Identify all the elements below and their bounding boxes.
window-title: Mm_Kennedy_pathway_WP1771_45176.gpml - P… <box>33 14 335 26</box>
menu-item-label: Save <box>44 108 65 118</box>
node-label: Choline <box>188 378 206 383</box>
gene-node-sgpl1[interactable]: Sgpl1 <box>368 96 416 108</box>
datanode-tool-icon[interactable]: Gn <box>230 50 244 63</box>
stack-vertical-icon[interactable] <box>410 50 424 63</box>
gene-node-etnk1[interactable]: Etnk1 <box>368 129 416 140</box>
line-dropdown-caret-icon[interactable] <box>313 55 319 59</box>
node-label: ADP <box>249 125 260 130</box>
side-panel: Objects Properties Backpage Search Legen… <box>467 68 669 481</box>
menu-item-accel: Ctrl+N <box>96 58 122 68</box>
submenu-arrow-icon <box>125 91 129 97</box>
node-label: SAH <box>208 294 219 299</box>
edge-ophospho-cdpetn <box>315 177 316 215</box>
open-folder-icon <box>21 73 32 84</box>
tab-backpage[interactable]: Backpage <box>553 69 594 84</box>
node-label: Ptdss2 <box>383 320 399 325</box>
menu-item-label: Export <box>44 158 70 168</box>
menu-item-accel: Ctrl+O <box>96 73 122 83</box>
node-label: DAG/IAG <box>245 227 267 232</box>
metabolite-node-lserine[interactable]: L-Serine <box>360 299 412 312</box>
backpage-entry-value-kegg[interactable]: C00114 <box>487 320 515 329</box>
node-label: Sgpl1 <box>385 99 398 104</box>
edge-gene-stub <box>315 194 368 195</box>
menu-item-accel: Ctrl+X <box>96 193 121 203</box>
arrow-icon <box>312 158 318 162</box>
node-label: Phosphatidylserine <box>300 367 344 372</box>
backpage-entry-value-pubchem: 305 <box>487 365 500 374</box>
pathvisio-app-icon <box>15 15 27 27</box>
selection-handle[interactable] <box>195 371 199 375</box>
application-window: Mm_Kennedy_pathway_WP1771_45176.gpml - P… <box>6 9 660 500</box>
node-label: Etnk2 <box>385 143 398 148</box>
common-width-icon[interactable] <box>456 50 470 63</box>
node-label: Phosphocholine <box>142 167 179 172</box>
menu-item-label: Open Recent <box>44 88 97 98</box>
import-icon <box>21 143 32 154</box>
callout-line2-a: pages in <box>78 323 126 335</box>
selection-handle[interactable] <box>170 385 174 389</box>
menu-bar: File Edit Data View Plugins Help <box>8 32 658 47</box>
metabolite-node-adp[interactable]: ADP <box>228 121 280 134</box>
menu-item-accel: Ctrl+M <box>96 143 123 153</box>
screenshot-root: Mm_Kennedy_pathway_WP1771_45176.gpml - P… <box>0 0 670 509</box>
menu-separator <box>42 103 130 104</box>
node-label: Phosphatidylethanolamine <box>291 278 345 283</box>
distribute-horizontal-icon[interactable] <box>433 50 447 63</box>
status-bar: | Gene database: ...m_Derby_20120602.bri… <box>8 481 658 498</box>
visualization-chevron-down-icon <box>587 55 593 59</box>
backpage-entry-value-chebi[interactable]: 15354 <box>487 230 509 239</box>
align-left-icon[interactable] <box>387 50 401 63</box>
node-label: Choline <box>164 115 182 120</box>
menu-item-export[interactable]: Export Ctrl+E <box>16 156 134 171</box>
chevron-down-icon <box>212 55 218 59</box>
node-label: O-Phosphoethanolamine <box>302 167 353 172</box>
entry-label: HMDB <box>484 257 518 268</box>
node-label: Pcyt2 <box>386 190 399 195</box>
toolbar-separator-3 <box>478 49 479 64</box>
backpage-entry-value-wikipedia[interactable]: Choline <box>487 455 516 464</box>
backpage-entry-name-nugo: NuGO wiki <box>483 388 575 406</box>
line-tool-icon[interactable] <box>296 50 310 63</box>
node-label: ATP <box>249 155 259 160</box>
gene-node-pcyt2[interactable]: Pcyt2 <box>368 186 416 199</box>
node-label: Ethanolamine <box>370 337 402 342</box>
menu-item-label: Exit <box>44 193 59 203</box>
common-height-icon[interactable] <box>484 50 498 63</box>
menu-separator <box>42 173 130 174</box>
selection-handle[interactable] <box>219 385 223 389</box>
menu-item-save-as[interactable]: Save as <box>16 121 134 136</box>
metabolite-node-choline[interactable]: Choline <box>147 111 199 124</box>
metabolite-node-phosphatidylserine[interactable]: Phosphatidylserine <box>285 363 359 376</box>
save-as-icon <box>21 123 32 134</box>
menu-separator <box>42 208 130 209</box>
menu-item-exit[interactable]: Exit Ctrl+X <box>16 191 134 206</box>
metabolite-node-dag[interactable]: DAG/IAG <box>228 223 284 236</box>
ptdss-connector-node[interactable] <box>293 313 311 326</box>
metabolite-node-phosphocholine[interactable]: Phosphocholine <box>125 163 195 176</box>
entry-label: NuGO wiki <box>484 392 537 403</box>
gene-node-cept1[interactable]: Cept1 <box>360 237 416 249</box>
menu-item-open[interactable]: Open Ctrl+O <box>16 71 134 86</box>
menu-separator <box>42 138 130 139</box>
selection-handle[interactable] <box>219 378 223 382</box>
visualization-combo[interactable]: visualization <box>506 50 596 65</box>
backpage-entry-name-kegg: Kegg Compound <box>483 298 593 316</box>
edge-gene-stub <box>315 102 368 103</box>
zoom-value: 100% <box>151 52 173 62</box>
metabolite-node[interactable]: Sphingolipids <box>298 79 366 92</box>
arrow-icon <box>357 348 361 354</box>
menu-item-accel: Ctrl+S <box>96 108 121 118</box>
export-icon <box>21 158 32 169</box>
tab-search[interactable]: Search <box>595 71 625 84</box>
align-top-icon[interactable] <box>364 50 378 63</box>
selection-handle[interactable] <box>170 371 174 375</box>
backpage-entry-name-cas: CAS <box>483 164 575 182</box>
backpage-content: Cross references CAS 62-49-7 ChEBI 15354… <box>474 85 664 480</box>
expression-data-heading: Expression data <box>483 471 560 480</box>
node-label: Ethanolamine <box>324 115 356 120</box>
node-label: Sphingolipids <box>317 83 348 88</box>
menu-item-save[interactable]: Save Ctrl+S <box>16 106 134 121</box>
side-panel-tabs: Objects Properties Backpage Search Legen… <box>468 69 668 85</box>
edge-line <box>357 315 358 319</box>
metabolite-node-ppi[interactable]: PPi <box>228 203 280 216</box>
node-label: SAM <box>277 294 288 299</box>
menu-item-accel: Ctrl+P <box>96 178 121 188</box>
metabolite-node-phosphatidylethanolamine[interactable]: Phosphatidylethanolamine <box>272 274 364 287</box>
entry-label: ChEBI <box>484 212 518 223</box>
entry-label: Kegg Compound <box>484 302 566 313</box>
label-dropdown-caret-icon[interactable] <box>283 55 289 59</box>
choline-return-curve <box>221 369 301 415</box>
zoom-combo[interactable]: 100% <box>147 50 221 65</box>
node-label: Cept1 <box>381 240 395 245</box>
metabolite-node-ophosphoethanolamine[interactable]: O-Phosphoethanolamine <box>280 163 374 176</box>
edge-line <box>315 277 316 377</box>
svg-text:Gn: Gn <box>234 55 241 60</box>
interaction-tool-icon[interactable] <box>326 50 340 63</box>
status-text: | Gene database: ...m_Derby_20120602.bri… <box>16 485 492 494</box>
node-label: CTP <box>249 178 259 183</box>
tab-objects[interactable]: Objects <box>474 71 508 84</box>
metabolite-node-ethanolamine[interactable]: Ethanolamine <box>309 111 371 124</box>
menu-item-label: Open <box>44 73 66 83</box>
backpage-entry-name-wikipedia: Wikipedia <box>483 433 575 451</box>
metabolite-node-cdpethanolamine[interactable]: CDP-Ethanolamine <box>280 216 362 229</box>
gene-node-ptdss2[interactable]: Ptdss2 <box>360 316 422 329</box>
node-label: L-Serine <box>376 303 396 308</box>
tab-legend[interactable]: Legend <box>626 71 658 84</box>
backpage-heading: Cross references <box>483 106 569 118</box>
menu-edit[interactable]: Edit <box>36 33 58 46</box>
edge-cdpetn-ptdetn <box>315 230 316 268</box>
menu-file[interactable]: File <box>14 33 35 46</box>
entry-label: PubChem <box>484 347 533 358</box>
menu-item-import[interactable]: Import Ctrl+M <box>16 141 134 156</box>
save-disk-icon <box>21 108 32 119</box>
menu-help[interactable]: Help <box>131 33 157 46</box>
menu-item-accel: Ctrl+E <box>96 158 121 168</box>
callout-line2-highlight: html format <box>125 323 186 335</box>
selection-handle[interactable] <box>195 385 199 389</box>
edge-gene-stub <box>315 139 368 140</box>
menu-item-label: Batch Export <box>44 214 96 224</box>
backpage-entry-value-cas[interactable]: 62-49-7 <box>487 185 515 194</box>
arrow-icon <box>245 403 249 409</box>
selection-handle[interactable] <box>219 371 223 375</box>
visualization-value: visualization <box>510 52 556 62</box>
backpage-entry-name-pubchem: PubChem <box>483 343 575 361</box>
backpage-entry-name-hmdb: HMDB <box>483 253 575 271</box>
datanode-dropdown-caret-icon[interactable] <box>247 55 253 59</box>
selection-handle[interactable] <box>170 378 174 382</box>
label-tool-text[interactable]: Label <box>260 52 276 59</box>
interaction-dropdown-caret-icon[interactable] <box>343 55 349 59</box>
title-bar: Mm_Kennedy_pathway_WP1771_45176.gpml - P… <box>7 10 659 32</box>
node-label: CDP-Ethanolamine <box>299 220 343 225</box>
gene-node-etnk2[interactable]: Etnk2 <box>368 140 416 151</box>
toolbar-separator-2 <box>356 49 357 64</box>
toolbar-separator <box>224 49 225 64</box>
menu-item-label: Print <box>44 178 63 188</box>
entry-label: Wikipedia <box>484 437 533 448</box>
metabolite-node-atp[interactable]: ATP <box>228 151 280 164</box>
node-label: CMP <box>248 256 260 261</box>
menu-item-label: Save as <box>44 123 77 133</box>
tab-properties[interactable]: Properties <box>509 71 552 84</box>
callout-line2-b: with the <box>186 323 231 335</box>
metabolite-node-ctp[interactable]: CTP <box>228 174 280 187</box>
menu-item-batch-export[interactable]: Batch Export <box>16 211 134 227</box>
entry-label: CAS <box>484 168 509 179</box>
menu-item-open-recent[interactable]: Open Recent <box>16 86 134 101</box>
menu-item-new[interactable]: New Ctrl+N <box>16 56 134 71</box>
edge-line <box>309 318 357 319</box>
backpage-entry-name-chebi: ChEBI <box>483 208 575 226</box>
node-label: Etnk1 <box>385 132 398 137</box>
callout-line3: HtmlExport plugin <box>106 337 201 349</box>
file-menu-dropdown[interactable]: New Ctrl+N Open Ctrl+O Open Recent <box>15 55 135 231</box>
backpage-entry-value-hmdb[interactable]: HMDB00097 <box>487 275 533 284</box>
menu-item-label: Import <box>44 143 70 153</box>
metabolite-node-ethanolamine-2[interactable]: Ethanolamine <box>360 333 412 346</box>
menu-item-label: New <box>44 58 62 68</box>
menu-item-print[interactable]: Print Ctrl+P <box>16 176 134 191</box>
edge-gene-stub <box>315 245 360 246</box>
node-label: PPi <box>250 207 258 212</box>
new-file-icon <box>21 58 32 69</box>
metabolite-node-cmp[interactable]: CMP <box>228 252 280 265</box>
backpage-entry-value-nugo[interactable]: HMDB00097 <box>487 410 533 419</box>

__Exercise description__. Go through the material line by line. Show each line that contains the string "Sphingolipids".

__Solution for this task__.
metabolite-node[interactable]: Sphingolipids <box>298 79 366 92</box>
node-label: Sphingolipids <box>317 83 348 88</box>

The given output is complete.